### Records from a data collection
+ + + + + + +

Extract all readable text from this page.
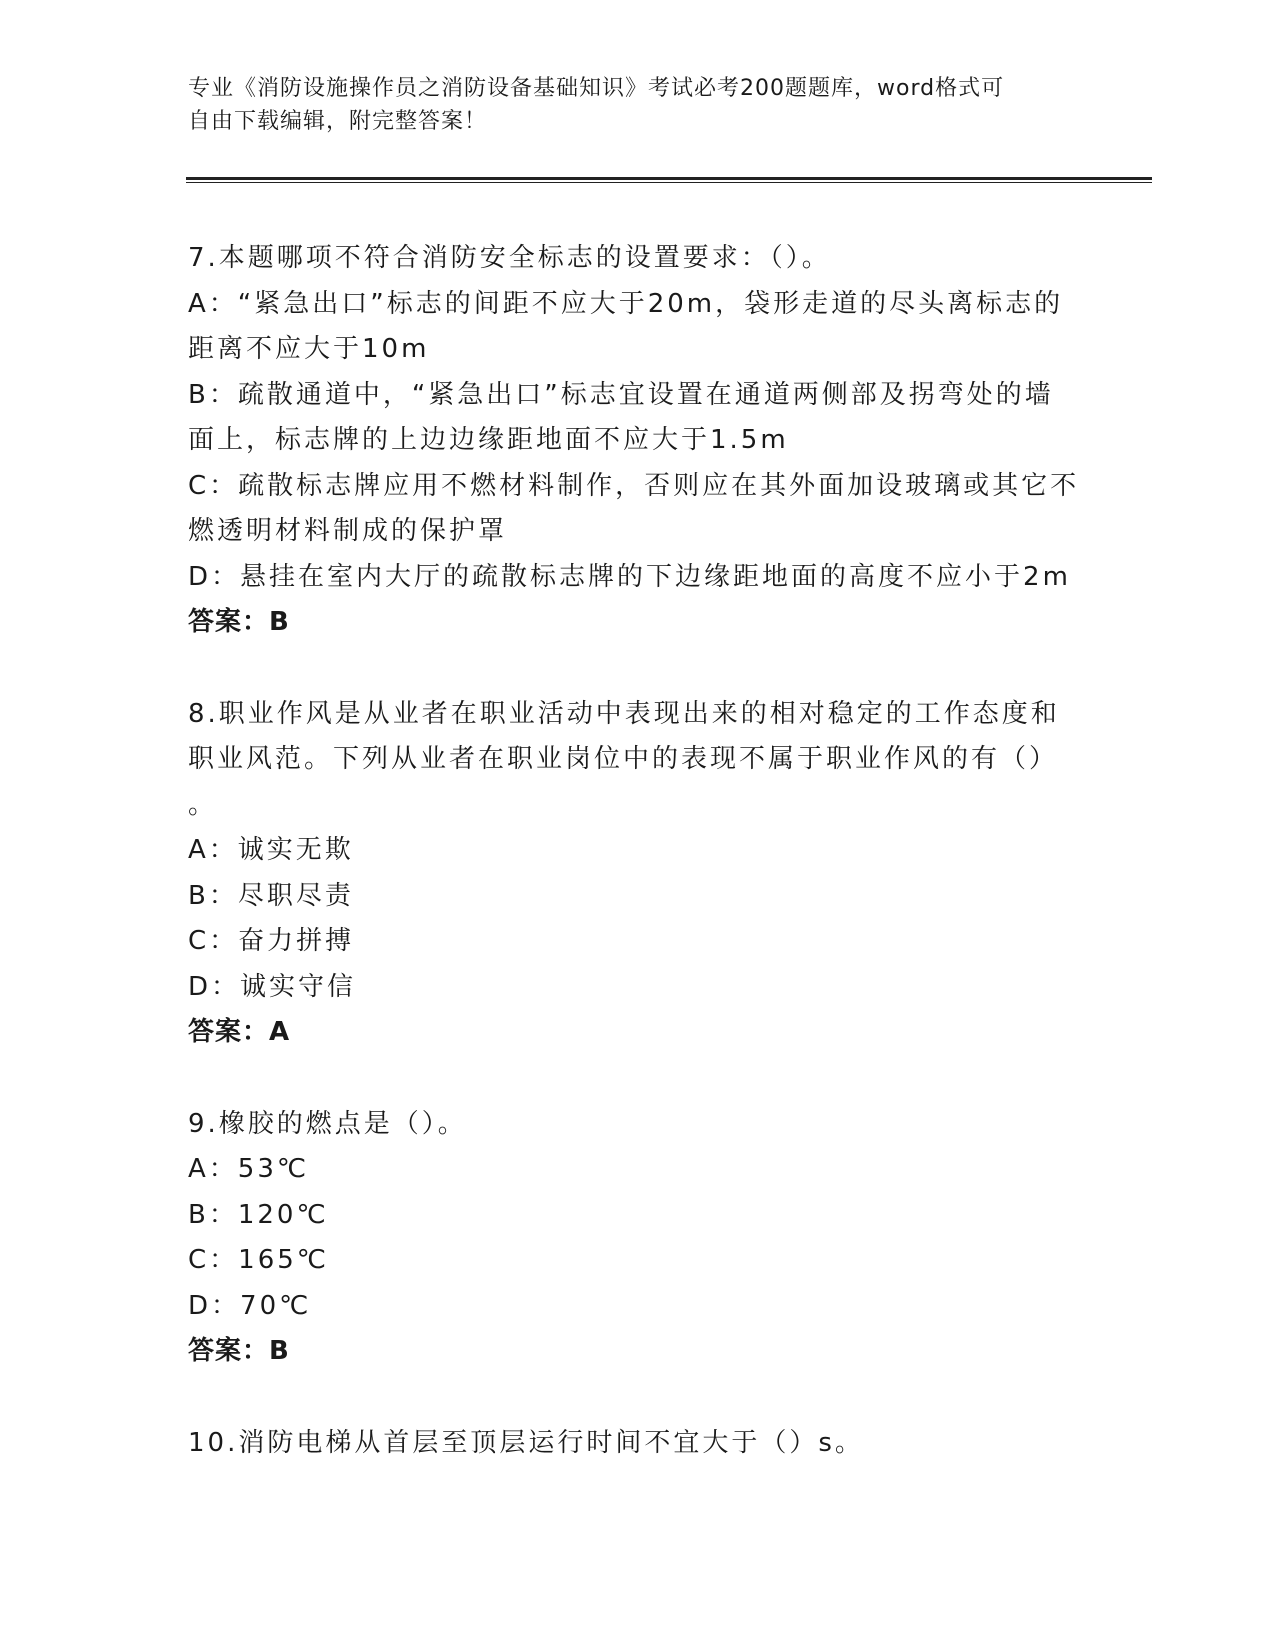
专业《消防设施操作员之消防设备基础知识》考试必考200题题库，word格式可
自由下载编辑，附完整答案！
7.本题哪项不符合消防安全标志的设置要求：（）。
A：“紧急出口”标志的间距不应大于20m，袋形走道的尽头离标志的
距离不应大于10m
B：疏散通道中，“紧急出口”标志宜设置在通道两侧部及拐弯处的墙
面上，标志牌的上边边缘距地面不应大于1.5m
C：疏散标志牌应用不燃材料制作，否则应在其外面加设玻璃或其它不
燃透明材料制成的保护罩
D：悬挂在室内大厅的疏散标志牌的下边缘距地面的高度不应小于2m
答案：B
8.职业作风是从业者在职业活动中表现出来的相对稳定的工作态度和
职业风范。下列从业者在职业岗位中的表现不属于职业作风的有（）
。
A：诚实无欺
B：尽职尽责
C：奋力拼搏
D：诚实守信
答案：A
9.橡胶的燃点是（）。
A：53℃
B：120℃
C：165℃
D：70℃
答案：B
10.消防电梯从首层至顶层运行时间不宜大于（）s。
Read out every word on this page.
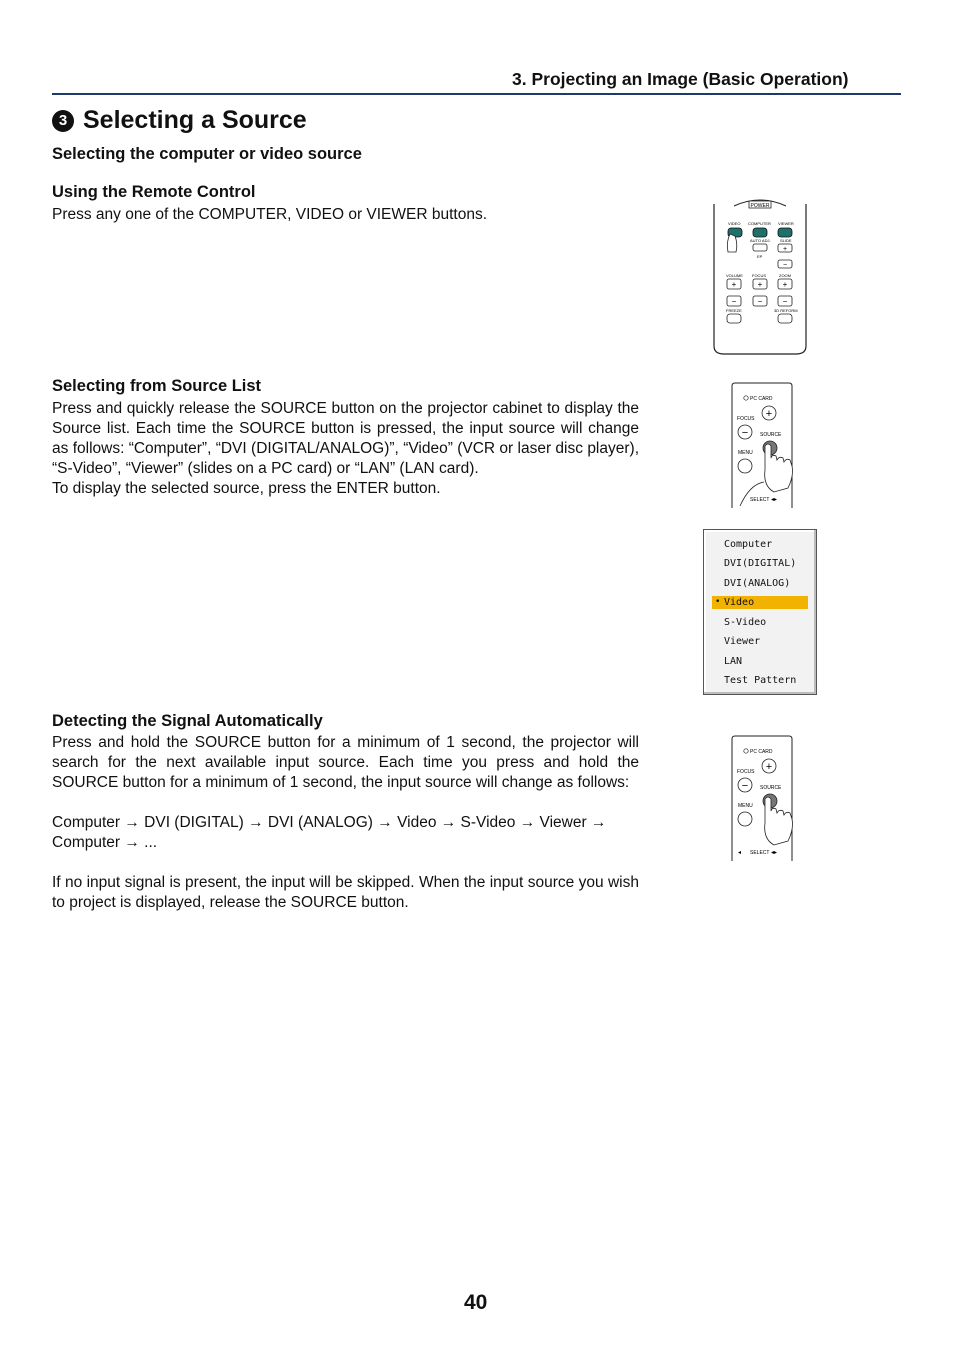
3. Projecting an Image (Basic Operation)
3 Selecting a Source
Selecting the computer or video source
Using the Remote Control

Press any one of the COMPUTER, VIDEO or VIEWER buttons.	POWER
VIDEO COMPUTER VIEWER
AUTO ADJ. SLIDE
+
EP
−
VOLUME FOCUS	ZOOM
+	+	+
−	−	−
FREEZE	3D REFORM
Selecting from Source List

Press and quickly release the SOURCE button on the projector cabinet to display the Source list. Each time the SOURCE button is pressed, the input source will change as follows: “Computer”, “DVI (DIGITAL/ANALOG)”, “Video” (VCR or laser disc player), “S-Video”, “Viewer” (slides on a PC card) or “LAN” (LAN card).

To display the selected source, press the ENTER button.

PC CARD
+
FOCUS
− SOURCE
MENU
SELECT ◂▸
Computer
DVI(DIGITAL)
DVI(ANALOG)
• Video
S-Video
Viewer
LAN
Test Pattern
Detecting the Signal Automatically

Press and hold the SOURCE button for a minimum of 1 second, the projector will search for the next available input source. Each time you press and hold the SOURCE button for a minimum of 1 second, the input source will change as follows:

Computer → DVI (DIGITAL) → DVI (ANALOG) → Video → S-Video → Viewer → Computer → ...

If no input signal is present, the input will be skipped. When the input source you wish to project is displayed, release the SOURCE button.

PC CARD
+
FOCUS
− SOURCE
MENU
◂ SELECT ◂▸
40
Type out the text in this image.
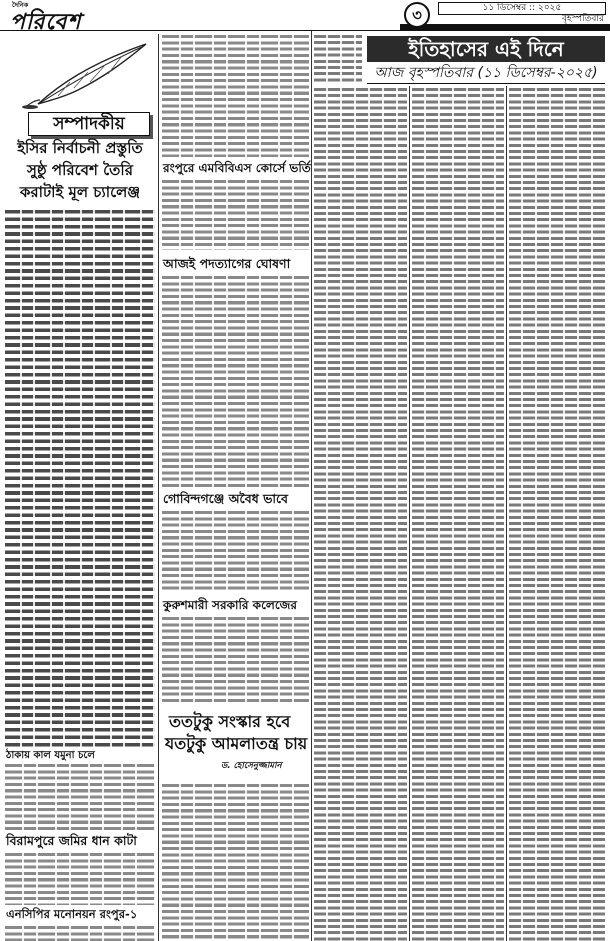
দৈনিক
পরিবেশ	৩	১১ ডিসেম্বর :: ২০২৫
বৃহস্পতিবার
সম্পাদকীয়
ইসির নির্বাচনী প্রস্তুতি
সুষ্ঠু পরিবেশ তৈরি
করাটাই মূল চ্যালেঞ্জ
ঠাকায় কাল যমুনা চলে
বিরামপুরে জমির ধান কাটা
এনসিপির মনোনয়ন রংপুর-১
রংপুরে এমবিবিএস কোর্সে ভর্তি
আজই পদত্যাগের ঘোষণা
গোবিন্দগঞ্জে অবৈধ ভাবে
কুরুশমারী সরকারি কলেজের
ততটুকু সংস্কার হবে
যতটুকু আমলাতন্ত্র চায়
ড. হোসেনুজ্জামান
ইতিহাসের এই দিনে
আজ বৃহস্পতিবার (১১ ডিসেম্বর-২০২৫)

+ + + + + + +

What do the lines above say from the line containing "Type out the text in this image." through the last line? Quote them exactly, both ends included, and leave out the pictures.

Type out the text in this image.
দৈনিক
পরিবেশ	৩	১১ ডিসেম্বর :: ২০২৫
বৃহস্পতিবার
সম্পাদকীয়
ইসির নির্বাচনী প্রস্তুতি
সুষ্ঠু পরিবেশ তৈরি
করাটাই মূল চ্যালেঞ্জ
ঠাকায় কাল যমুনা চলে
বিরামপুরে জমির ধান কাটা
এনসিপির মনোনয়ন রংপুর-১
রংপুরে এমবিবিএস কোর্সে ভর্তি
আজই পদত্যাগের ঘোষণা
গোবিন্দগঞ্জে অবৈধ ভাবে
কুরুশমারী সরকারি কলেজের
ততটুকু সংস্কার হবে
যতটুকু আমলাতন্ত্র চায়
ড. হোসেনুজ্জামান
ইতিহাসের এই দিনে
আজ বৃহস্পতিবার (১১ ডিসেম্বর-২০২৫)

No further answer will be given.